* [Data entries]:
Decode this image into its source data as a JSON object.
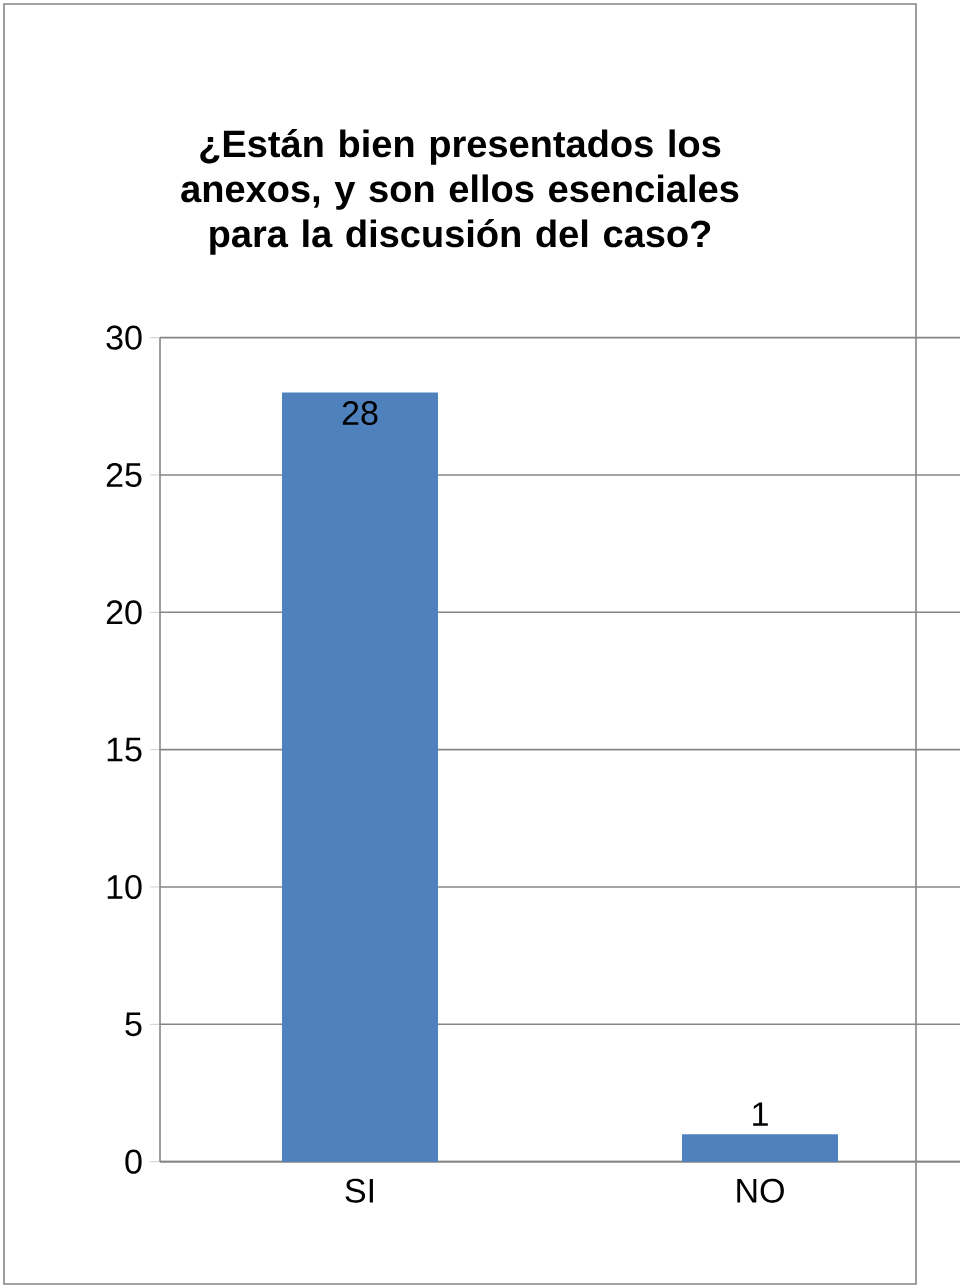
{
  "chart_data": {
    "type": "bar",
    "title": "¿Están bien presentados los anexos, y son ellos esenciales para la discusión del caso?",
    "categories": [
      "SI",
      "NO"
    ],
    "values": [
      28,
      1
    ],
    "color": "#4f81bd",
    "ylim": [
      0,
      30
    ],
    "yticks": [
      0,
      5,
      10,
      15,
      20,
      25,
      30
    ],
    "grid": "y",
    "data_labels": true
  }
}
* * *
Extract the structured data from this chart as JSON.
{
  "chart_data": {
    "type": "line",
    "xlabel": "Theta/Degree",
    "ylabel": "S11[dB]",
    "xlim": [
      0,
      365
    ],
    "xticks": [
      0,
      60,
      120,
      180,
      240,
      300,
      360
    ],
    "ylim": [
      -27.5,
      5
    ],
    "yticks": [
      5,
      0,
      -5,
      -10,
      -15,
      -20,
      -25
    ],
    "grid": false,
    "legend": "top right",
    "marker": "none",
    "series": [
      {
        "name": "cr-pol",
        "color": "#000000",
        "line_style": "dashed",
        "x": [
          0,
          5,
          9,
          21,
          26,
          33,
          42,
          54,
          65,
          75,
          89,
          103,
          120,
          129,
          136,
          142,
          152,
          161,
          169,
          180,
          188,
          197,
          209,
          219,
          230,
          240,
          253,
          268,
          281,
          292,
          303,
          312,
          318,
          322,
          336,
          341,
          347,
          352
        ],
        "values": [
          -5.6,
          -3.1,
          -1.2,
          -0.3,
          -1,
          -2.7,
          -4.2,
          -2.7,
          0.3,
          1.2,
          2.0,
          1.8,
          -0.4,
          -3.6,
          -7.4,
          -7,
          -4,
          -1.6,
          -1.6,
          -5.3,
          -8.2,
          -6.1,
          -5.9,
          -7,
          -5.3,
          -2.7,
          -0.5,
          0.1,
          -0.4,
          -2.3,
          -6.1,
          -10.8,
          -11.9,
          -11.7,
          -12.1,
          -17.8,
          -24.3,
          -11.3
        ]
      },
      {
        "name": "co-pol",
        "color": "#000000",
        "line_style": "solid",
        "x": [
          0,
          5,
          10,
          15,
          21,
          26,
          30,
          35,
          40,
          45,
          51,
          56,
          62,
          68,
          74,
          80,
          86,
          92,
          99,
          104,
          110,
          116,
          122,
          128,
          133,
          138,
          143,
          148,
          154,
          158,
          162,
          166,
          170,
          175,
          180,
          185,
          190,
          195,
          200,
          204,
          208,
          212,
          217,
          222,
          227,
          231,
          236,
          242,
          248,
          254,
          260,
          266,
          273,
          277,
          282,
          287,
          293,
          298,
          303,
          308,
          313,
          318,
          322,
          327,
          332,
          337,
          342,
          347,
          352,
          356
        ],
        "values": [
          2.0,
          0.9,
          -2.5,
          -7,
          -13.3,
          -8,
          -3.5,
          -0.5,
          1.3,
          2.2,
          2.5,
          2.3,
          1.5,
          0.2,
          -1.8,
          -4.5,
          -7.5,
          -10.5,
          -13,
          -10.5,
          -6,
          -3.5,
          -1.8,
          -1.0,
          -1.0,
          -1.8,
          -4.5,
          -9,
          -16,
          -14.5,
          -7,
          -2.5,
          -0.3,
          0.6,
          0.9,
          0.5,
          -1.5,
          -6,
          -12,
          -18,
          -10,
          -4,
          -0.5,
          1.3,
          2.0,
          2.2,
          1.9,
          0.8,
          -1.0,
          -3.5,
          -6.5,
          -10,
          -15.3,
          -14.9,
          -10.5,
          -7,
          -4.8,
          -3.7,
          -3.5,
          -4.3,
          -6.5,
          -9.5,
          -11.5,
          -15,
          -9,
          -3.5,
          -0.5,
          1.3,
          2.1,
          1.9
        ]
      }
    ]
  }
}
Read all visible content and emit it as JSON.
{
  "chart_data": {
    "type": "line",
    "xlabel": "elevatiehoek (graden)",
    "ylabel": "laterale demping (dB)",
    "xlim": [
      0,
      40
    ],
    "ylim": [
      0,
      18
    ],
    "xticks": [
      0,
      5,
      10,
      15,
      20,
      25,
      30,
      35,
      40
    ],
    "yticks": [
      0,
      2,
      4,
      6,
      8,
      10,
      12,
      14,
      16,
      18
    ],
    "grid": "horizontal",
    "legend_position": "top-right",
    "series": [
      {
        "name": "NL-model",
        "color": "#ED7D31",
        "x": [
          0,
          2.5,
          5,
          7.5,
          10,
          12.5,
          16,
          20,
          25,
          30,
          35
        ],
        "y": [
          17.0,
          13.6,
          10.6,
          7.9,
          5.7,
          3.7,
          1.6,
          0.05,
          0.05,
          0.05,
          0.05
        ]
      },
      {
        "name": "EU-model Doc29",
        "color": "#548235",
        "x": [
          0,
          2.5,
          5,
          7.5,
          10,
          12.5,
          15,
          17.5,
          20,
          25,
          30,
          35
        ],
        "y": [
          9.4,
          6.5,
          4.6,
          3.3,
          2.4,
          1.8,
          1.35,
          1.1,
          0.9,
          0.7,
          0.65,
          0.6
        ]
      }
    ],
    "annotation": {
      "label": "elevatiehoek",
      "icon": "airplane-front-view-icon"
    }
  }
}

* [Exercise details]:
The answer is a single number, the count of lines in the records that contain the string "JSON".

* [Expected answer]:
3